- [Written request] Would you pull out every line of the material that contains the string "model"?

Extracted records
------------

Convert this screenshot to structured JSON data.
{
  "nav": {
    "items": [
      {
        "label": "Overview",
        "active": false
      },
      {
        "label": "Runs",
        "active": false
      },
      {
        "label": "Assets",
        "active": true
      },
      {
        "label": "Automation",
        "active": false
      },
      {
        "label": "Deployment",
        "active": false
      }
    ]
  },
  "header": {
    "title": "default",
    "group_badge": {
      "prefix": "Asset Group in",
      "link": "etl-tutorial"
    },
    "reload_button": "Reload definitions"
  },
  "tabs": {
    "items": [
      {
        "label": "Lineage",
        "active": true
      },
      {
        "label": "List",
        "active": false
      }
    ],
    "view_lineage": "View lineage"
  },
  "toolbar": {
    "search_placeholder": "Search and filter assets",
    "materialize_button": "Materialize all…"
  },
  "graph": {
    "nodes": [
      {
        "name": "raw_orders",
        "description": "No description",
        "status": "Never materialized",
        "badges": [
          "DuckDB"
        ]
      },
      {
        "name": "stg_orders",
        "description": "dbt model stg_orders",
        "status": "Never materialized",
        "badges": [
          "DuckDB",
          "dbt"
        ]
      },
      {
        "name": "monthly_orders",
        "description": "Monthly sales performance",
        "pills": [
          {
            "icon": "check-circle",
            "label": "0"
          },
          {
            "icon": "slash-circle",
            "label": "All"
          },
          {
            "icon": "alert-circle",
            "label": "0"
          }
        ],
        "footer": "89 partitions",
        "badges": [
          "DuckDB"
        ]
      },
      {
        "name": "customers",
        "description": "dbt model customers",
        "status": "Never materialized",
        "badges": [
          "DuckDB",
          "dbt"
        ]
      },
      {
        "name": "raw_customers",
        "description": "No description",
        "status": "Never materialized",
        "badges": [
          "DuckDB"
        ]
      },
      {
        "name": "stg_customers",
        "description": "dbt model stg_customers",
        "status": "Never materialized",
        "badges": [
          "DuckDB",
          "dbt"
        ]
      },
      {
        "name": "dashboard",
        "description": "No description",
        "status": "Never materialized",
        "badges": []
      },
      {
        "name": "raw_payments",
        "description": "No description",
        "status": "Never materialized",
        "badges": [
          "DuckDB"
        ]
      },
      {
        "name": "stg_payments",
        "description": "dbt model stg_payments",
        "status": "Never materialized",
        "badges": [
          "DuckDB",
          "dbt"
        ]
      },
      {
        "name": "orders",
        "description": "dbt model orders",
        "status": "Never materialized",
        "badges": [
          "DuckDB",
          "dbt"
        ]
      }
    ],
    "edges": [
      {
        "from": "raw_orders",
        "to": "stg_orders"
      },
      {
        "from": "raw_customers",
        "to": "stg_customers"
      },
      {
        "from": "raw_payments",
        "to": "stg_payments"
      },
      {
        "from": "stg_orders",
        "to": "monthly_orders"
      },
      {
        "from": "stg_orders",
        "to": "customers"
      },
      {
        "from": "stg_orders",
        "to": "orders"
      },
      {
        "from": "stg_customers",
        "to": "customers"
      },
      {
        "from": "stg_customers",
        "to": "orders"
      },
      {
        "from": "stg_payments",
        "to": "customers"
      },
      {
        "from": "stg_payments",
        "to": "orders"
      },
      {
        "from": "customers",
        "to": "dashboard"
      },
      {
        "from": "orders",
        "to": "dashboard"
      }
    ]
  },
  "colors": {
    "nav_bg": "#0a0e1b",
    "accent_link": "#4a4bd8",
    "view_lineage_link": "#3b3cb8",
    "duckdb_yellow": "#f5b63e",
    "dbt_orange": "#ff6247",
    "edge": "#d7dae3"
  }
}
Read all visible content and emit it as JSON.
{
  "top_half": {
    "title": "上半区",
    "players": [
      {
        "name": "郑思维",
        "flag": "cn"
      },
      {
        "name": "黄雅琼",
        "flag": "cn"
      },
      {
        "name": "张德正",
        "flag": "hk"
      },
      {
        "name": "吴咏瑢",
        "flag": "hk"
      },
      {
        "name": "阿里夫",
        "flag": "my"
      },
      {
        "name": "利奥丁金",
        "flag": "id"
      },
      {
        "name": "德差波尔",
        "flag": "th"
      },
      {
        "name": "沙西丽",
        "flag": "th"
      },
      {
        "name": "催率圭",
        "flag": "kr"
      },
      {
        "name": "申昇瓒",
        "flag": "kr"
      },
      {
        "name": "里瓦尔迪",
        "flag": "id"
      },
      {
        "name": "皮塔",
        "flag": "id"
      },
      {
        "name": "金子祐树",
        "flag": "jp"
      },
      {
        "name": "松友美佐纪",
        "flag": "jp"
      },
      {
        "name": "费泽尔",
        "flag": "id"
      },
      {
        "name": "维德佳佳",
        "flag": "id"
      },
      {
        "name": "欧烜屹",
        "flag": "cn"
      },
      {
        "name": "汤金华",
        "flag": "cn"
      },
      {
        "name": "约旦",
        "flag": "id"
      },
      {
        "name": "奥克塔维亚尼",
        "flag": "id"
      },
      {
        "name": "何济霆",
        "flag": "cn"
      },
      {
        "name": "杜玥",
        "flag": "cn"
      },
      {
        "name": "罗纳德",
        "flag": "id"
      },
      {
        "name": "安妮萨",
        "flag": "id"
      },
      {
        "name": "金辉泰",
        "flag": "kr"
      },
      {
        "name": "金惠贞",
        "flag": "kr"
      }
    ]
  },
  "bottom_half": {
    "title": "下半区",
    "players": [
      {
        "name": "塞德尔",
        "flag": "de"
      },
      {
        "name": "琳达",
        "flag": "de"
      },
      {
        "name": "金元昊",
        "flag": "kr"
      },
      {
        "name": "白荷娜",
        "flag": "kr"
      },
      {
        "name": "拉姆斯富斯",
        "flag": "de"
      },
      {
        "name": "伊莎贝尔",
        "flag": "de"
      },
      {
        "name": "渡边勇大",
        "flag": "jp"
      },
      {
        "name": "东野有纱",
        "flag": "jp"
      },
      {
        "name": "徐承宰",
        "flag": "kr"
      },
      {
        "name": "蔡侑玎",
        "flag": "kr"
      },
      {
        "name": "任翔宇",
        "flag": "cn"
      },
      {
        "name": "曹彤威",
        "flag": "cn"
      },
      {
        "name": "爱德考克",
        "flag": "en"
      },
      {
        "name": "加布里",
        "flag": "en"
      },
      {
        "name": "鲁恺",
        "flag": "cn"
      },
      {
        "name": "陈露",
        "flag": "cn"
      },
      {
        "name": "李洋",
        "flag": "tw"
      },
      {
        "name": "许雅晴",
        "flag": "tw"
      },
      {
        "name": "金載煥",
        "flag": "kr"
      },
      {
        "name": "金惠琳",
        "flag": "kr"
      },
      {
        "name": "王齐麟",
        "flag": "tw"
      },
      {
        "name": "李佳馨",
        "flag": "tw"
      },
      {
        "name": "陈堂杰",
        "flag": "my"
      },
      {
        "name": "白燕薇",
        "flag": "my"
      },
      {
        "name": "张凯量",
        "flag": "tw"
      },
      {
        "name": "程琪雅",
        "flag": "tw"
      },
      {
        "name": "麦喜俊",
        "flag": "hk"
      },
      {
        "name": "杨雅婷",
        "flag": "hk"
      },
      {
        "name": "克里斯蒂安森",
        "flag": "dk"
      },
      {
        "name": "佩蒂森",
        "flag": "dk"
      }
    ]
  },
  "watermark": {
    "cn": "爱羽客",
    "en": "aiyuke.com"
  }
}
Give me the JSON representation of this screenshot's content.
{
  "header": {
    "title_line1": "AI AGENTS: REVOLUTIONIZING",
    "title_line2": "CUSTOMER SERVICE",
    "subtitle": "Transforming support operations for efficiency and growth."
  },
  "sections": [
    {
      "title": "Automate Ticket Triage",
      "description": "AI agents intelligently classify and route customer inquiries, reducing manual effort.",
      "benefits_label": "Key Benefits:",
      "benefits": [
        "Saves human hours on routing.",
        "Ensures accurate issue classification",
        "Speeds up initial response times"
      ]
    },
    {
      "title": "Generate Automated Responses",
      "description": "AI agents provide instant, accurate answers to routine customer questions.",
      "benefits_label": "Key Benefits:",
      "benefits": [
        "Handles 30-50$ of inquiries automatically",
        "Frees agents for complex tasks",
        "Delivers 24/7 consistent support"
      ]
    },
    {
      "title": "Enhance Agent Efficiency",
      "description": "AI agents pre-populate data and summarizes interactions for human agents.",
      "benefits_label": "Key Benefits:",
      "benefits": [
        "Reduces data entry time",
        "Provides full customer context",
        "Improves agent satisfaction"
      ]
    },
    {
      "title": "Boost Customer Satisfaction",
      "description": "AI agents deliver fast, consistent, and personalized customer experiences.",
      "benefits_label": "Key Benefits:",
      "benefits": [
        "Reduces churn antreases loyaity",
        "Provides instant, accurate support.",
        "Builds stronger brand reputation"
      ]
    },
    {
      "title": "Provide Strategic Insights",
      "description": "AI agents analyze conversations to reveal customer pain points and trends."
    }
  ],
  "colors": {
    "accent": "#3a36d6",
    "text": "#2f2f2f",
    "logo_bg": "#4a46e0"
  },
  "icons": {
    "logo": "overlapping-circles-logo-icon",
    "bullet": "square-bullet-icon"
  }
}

------------

- [Written response]
        "description": "dbt model stg_orders",
        "description": "dbt model customers",
        "description": "dbt model stg_customers",
        "description": "dbt model stg_payments",
        "description": "dbt model orders",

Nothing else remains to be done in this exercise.